> **EXERCISE GOAL**: Select the lines that contain "based" and copy each of them.

--- Start of THE DATA ---

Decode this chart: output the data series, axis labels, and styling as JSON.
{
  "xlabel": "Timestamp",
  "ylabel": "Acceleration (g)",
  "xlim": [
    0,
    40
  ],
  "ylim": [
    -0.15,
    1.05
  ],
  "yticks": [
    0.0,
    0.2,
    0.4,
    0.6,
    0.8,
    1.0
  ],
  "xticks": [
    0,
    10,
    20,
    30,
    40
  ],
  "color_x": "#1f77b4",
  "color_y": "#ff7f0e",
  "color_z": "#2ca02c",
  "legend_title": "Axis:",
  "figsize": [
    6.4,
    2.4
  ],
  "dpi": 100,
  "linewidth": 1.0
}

--- End of THE DATA ---
--- Start of THE DATA ---

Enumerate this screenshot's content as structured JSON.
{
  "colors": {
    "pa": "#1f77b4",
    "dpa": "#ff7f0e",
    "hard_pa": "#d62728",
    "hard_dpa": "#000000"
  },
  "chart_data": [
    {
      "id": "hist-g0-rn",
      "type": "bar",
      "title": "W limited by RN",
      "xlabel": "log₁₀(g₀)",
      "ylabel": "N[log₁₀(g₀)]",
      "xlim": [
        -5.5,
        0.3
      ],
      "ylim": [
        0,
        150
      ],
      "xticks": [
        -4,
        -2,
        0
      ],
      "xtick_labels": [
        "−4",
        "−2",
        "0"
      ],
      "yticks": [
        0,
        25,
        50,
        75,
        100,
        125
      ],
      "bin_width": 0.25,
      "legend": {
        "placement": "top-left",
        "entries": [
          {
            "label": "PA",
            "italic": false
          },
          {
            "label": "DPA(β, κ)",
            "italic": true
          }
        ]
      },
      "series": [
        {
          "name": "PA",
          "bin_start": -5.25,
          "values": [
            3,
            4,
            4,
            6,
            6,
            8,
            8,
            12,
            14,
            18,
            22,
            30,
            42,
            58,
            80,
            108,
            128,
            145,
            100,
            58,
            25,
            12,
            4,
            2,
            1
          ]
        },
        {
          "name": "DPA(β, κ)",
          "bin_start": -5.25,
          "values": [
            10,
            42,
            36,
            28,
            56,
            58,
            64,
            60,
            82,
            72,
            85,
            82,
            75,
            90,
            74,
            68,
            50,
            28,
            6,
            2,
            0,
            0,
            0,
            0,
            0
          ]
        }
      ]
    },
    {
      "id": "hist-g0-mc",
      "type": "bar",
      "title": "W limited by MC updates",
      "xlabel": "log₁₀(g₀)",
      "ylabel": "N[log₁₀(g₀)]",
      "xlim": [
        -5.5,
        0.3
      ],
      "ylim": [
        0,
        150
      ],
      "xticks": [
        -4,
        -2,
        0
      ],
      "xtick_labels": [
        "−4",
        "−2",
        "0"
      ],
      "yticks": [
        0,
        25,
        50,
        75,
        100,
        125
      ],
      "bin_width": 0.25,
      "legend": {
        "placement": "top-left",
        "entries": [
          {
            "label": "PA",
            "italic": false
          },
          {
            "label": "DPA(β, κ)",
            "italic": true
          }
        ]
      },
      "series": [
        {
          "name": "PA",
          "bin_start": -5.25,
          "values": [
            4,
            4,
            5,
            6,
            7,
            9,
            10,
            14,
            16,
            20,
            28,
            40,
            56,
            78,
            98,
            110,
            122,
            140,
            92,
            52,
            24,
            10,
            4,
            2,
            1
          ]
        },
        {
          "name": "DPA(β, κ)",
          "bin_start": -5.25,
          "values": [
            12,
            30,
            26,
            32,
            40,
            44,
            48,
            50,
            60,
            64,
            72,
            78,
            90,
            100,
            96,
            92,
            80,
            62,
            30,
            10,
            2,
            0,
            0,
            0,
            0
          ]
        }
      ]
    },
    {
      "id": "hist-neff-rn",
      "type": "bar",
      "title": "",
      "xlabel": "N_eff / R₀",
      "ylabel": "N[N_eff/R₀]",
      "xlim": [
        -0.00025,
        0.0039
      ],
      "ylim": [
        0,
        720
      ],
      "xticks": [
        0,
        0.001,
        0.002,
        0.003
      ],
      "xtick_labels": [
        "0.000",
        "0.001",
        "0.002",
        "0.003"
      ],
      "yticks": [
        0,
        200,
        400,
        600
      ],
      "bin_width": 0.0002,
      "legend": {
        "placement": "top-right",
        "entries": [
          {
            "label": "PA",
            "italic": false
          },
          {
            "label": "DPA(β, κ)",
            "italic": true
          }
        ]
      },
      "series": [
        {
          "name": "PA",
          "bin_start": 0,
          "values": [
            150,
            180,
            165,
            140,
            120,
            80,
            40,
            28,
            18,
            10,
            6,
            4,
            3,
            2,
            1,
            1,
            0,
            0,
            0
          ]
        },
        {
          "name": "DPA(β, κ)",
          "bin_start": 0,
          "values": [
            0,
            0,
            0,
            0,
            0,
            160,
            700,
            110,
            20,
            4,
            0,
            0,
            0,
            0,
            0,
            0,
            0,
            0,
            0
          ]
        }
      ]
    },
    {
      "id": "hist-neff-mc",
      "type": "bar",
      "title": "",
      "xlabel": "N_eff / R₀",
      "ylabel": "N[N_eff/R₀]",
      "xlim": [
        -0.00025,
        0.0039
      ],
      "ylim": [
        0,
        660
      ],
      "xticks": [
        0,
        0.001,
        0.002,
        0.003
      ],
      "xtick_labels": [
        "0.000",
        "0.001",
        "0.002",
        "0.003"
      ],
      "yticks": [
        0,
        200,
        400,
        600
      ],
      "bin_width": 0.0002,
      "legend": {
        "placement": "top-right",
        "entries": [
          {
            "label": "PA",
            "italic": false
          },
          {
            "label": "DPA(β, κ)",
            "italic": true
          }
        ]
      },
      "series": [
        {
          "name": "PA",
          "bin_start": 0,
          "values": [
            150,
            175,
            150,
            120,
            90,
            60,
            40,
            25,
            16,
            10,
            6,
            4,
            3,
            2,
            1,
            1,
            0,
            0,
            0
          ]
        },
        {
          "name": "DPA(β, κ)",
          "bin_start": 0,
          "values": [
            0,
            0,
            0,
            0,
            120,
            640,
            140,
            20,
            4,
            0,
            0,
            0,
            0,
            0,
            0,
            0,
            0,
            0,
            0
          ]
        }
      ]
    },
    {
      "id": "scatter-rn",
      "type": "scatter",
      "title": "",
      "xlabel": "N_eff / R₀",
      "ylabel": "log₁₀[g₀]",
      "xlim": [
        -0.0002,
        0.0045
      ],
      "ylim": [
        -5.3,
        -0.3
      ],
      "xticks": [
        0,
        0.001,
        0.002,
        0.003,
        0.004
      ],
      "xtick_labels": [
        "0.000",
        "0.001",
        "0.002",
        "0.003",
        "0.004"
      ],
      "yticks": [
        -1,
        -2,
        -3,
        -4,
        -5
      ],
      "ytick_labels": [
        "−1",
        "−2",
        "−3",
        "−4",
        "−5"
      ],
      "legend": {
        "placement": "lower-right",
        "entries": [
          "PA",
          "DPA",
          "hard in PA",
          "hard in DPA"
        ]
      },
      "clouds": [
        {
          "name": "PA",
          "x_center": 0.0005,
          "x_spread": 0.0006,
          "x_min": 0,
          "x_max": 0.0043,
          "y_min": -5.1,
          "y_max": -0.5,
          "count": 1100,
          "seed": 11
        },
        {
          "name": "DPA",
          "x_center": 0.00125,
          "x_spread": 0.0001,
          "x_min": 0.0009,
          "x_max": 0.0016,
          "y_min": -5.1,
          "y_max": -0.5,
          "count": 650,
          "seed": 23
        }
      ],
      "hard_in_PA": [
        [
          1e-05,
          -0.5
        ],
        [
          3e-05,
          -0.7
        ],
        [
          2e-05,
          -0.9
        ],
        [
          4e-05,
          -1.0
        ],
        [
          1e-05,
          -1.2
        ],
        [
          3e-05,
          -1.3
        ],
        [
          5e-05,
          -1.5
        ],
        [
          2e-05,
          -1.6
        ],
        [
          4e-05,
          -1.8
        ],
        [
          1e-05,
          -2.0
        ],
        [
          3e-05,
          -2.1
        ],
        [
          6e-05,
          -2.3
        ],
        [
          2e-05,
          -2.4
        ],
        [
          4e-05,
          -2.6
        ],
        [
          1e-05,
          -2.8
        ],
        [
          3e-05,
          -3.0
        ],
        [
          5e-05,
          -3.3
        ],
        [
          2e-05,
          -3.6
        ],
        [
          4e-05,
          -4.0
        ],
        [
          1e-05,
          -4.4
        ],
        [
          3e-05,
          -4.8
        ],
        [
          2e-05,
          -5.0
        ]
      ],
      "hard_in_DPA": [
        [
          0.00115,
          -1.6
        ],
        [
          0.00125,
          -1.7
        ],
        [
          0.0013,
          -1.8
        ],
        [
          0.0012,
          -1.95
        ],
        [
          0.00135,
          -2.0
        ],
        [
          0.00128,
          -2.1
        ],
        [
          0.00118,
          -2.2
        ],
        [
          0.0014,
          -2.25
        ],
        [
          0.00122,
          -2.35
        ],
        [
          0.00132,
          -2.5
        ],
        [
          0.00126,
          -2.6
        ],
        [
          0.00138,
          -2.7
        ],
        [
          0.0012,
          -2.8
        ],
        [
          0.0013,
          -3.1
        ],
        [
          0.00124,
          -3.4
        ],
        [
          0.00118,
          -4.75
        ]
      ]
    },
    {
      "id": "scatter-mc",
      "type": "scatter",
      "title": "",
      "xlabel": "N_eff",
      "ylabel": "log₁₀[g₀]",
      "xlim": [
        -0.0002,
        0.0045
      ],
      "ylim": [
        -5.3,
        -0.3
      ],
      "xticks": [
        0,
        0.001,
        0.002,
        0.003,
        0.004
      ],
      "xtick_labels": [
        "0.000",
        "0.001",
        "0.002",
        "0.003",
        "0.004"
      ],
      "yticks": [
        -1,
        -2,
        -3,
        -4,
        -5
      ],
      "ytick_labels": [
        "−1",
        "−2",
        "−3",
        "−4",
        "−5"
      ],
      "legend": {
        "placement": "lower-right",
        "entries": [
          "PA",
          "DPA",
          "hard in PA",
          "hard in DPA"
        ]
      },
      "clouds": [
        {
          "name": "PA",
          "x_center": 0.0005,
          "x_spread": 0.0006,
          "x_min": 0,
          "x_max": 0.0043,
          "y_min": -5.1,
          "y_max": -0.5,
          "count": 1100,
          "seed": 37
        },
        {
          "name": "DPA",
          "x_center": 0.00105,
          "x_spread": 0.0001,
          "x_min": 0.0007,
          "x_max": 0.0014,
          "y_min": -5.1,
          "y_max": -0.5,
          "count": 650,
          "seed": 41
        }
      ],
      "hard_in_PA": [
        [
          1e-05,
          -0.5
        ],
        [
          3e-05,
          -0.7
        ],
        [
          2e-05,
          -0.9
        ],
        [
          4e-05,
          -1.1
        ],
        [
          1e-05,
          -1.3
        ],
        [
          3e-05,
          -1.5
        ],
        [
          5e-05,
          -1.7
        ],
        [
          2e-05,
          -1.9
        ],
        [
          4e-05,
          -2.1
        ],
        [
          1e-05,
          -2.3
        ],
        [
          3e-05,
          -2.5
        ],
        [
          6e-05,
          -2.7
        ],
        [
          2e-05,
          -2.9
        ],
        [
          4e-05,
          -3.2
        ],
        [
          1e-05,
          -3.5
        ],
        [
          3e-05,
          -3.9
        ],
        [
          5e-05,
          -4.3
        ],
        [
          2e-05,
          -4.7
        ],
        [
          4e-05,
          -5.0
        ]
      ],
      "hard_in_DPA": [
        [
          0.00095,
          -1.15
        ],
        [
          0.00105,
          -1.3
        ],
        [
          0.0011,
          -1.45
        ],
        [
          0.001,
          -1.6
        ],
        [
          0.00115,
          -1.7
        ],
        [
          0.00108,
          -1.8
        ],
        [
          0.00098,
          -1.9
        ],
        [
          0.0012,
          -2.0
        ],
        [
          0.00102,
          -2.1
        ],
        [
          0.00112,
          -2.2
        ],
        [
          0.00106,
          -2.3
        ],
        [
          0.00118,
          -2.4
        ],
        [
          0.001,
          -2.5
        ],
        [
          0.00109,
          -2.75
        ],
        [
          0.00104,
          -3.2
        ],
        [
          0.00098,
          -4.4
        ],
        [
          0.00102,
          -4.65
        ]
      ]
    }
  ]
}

--- End of THE DATA ---
--- Start of THE DATA ---

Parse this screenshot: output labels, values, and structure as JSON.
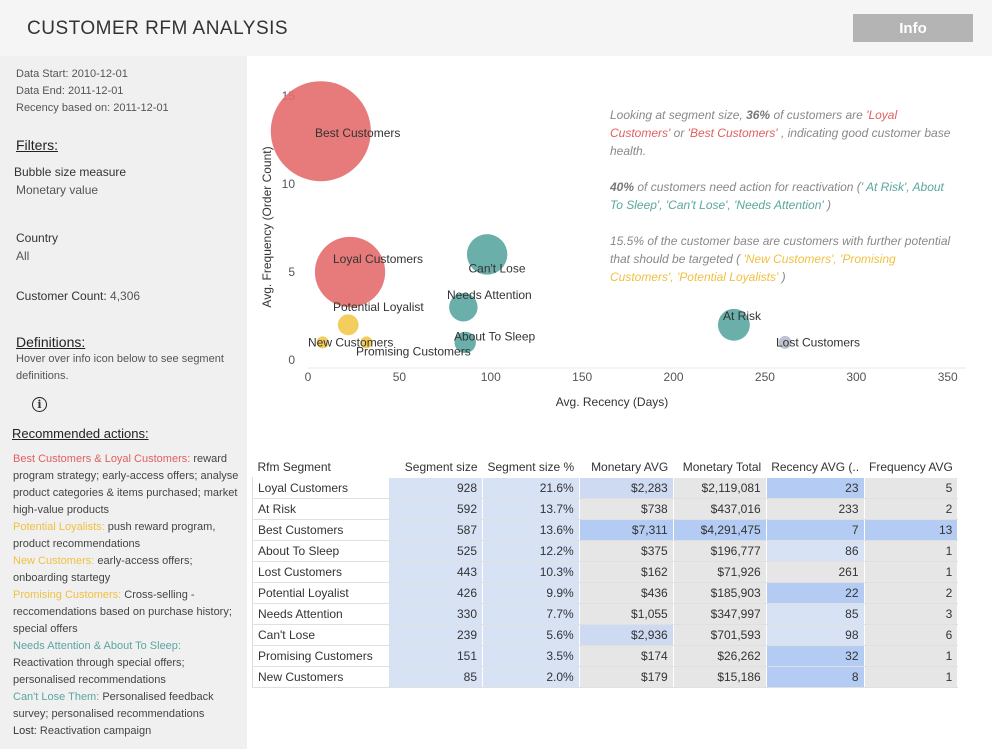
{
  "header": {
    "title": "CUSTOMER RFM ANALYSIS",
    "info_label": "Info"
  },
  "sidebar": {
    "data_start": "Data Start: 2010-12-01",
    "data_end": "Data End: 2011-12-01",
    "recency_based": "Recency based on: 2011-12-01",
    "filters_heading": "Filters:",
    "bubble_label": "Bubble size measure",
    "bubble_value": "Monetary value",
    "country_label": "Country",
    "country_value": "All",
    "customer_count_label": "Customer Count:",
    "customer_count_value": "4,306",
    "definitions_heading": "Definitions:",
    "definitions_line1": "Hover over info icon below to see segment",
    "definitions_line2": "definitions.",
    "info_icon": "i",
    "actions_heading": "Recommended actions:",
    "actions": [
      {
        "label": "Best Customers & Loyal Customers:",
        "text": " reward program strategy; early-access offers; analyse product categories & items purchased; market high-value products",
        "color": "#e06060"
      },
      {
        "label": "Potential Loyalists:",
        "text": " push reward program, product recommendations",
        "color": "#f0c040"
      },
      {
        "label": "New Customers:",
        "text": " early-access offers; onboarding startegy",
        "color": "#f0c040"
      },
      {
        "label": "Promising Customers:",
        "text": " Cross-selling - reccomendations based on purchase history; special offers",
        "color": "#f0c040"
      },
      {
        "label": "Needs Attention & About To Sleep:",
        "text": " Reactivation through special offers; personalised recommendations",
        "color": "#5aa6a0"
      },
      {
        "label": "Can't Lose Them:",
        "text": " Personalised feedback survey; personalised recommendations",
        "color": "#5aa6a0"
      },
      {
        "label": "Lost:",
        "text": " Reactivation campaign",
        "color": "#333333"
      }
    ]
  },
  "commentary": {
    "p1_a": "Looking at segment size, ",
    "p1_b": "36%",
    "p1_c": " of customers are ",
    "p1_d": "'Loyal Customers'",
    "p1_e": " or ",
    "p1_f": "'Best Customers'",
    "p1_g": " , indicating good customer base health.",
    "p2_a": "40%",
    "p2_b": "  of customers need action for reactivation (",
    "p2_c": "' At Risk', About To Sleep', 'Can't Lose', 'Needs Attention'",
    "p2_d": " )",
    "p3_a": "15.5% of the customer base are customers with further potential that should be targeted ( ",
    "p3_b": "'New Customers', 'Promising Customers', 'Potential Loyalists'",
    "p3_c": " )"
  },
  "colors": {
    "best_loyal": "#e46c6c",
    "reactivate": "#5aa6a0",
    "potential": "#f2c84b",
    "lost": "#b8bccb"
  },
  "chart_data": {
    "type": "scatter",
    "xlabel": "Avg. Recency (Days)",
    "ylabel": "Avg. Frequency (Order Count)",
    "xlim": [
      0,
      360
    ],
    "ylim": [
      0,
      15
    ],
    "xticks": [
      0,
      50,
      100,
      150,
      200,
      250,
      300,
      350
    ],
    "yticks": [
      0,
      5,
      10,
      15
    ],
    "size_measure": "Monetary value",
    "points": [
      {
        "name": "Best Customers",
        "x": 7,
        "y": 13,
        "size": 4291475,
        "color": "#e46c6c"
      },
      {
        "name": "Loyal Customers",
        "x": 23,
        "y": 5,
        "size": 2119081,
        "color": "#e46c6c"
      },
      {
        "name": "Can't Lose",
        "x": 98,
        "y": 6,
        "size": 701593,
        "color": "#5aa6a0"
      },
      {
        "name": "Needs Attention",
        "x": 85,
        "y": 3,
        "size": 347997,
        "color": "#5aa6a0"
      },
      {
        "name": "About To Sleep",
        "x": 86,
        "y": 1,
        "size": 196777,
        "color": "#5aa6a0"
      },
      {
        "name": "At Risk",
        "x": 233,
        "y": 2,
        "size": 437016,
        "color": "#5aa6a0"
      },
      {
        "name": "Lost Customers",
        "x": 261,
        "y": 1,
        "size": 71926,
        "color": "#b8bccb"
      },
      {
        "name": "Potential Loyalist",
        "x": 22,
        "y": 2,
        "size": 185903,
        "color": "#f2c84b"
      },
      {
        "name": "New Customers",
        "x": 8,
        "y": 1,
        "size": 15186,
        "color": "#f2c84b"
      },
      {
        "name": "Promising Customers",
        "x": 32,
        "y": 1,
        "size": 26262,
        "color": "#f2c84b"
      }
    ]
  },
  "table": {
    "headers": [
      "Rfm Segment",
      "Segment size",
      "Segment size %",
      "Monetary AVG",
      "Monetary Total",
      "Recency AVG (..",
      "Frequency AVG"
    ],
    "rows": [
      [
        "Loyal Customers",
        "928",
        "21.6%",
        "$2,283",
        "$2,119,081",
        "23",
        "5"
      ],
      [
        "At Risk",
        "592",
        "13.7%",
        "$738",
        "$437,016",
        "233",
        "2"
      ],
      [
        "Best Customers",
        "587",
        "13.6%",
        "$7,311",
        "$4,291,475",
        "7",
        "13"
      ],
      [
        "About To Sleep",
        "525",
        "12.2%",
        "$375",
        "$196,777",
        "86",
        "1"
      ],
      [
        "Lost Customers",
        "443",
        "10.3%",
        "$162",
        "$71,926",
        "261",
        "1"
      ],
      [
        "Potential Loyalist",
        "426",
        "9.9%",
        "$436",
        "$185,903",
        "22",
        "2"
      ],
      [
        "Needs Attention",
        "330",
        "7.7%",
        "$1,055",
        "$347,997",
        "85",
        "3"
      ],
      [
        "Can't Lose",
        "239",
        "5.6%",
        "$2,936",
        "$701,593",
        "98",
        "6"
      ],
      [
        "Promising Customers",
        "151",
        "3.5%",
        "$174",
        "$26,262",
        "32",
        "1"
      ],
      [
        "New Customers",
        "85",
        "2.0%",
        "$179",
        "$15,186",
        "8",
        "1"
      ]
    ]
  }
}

--- End of THE DATA ---

> **ANSWER TO THIS TASK**:
    "recency_based": "Recency based on: 2011-12-01",
        "text": " Cross-selling - reccomendations based on purchase history; special offers",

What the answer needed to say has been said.